**PROVIDED INFORMATION**
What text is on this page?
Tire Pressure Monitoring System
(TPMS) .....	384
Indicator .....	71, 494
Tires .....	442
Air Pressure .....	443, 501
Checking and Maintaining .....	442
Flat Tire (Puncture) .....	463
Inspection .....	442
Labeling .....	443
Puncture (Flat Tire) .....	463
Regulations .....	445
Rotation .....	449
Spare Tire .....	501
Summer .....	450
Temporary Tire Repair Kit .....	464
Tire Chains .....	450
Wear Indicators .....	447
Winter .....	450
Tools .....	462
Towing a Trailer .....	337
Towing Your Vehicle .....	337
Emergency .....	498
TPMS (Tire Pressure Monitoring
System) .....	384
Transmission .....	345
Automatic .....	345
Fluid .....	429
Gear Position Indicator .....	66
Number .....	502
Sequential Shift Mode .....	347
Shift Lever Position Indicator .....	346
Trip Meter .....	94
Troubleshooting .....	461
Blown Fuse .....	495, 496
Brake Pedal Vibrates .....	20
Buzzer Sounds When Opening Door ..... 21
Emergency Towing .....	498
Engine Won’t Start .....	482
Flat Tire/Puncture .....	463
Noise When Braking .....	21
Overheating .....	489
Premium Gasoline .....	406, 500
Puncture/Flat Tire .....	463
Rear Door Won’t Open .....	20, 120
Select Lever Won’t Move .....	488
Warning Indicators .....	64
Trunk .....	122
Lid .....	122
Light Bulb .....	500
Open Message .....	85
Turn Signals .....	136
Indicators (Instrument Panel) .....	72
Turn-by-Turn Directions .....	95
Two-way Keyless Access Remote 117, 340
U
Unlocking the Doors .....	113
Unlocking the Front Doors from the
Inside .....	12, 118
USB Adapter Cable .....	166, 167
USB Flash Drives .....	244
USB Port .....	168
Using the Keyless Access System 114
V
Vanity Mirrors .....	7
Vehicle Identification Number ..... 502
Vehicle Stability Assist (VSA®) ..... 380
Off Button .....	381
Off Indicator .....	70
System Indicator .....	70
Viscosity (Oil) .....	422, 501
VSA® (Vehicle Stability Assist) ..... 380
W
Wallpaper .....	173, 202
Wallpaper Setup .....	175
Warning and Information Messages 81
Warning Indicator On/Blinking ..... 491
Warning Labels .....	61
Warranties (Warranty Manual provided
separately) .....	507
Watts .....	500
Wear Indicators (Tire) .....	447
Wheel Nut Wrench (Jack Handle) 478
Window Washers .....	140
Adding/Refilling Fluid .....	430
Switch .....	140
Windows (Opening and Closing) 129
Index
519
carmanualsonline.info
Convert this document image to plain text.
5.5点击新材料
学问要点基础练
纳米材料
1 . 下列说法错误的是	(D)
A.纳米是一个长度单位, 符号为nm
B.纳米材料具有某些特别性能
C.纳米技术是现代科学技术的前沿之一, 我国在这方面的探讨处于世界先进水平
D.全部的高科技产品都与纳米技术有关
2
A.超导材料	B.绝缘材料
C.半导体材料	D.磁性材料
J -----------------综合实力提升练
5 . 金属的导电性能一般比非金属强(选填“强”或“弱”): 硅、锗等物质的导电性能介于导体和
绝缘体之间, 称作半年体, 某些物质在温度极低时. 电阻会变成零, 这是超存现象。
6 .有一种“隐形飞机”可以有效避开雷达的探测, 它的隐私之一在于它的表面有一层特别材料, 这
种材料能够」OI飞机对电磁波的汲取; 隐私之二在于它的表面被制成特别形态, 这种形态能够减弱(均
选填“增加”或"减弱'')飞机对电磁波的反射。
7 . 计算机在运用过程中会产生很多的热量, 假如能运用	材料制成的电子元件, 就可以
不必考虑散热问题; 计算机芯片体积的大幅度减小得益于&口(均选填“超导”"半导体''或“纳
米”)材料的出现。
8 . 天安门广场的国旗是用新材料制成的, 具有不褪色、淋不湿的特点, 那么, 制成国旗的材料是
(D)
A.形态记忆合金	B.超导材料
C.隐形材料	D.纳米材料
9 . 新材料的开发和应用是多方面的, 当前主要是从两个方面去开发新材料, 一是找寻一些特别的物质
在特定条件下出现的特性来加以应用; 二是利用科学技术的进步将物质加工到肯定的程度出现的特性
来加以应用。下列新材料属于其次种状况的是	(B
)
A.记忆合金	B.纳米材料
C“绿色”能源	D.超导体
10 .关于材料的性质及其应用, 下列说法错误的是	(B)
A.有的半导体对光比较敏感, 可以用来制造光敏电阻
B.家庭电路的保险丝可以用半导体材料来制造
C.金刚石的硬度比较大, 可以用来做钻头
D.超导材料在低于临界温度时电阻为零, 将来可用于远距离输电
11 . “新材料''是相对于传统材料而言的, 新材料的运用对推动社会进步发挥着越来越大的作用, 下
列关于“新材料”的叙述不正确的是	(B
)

**SHORT PROBLEM**
Copy each entry exactly, with nothing added or dropped.

**FULL RESPONSE**
What text is on this page?
Tire Pressure Monitoring System
(TPMS) .....	384
Indicator .....	71, 494
Tires .....	442
Air Pressure .....	443, 501
Checking and Maintaining .....	442
Flat Tire (Puncture) .....	463
Inspection .....	442
Labeling .....	443
Puncture (Flat Tire) .....	463
Regulations .....	445
Rotation .....	449
Spare Tire .....	501
Summer .....	450
Temporary Tire Repair Kit .....	464
Tire Chains .....	450
Wear Indicators .....	447
Winter .....	450
Tools .....	462
Towing a Trailer .....	337
Towing Your Vehicle .....	337
Emergency .....	498
TPMS (Tire Pressure Monitoring
System) .....	384
Transmission .....	345
Automatic .....	345
Fluid .....	429
Gear Position Indicator .....	66
Number .....	502
Sequential Shift Mode .....	347
Shift Lever Position Indicator .....	346
Trip Meter .....	94
Troubleshooting .....	461
Blown Fuse .....	495, 496
Brake Pedal Vibrates .....	20
Buzzer Sounds When Opening Door ..... 21
Emergency Towing .....	498
Engine Won’t Start .....	482
Flat Tire/Puncture .....	463
Noise When Braking .....	21
Overheating .....	489
Premium Gasoline .....	406, 500
Puncture/Flat Tire .....	463
Rear Door Won’t Open .....	20, 120
Select Lever Won’t Move .....	488
Warning Indicators .....	64
Trunk .....	122
Lid .....	122
Light Bulb .....	500
Open Message .....	85
Turn Signals .....	136
Indicators (Instrument Panel) .....	72
Turn-by-Turn Directions .....	95
Two-way Keyless Access Remote 117, 340
U
Unlocking the Doors .....	113
Unlocking the Front Doors from the
Inside .....	12, 118
USB Adapter Cable .....	166, 167
USB Flash Drives .....	244
USB Port .....	168
Using the Keyless Access System 114
V
Vanity Mirrors .....	7
Vehicle Identification Number ..... 502
Vehicle Stability Assist (VSA®) ..... 380
Off Button .....	381
Off Indicator .....	70
System Indicator .....	70
Viscosity (Oil) .....	422, 501
VSA® (Vehicle Stability Assist) ..... 380
W
Wallpaper .....	173, 202
Wallpaper Setup .....	175
Warning and Information Messages 81
Warning Indicator On/Blinking ..... 491
Warning Labels .....	61
Warranties (Warranty Manual provided
separately) .....	507
Watts .....	500
Wear Indicators (Tire) .....	447
Wheel Nut Wrench (Jack Handle) 478
Window Washers .....	140
Adding/Refilling Fluid .....	430
Switch .....	140
Windows (Opening and Closing) 129
Index
519
carmanualsonline.info
Convert this document image to plain text.
5.5点击新材料
学问要点基础练
纳米材料
1 . 下列说法错误的是	(D)
A.纳米是一个长度单位, 符号为nm
B.纳米材料具有某些特别性能
C.纳米技术是现代科学技术的前沿之一, 我国在这方面的探讨处于世界先进水平
D.全部的高科技产品都与纳米技术有关
2
A.超导材料	B.绝缘材料
C.半导体材料	D.磁性材料
J -----------------综合实力提升练
5 . 金属的导电性能一般比非金属强(选填“强”或“弱”): 硅、锗等物质的导电性能介于导体和
绝缘体之间, 称作半年体, 某些物质在温度极低时. 电阻会变成零, 这是超存现象。
6 .有一种“隐形飞机”可以有效避开雷达的探测, 它的隐私之一在于它的表面有一层特别材料, 这
种材料能够」OI飞机对电磁波的汲取; 隐私之二在于它的表面被制成特别形态, 这种形态能够减弱(均
选填“增加”或"减弱'')飞机对电磁波的反射。
7 . 计算机在运用过程中会产生很多的热量, 假如能运用	材料制成的电子元件, 就可以
不必考虑散热问题; 计算机芯片体积的大幅度减小得益于&口(均选填“超导”"半导体''或“纳
米”)材料的出现。
8 . 天安门广场的国旗是用新材料制成的, 具有不褪色、淋不湿的特点, 那么, 制成国旗的材料是
(D)
A.形态记忆合金	B.超导材料
C.隐形材料	D.纳米材料
9 . 新材料的开发和应用是多方面的, 当前主要是从两个方面去开发新材料, 一是找寻一些特别的物质
在特定条件下出现的特性来加以应用; 二是利用科学技术的进步将物质加工到肯定的程度出现的特性
来加以应用。下列新材料属于其次种状况的是	(B
)
A.记忆合金	B.纳米材料
C“绿色”能源	D.超导体
10 .关于材料的性质及其应用, 下列说法错误的是	(B)
A.有的半导体对光比较敏感, 可以用来制造光敏电阻
B.家庭电路的保险丝可以用半导体材料来制造
C.金刚石的硬度比较大, 可以用来做钻头
D.超导材料在低于临界温度时电阻为零, 将来可用于远距离输电
11 . “新材料''是相对于传统材料而言的, 新材料的运用对推动社会进步发挥着越来越大的作用, 下
列关于“新材料”的叙述不正确的是	(B
)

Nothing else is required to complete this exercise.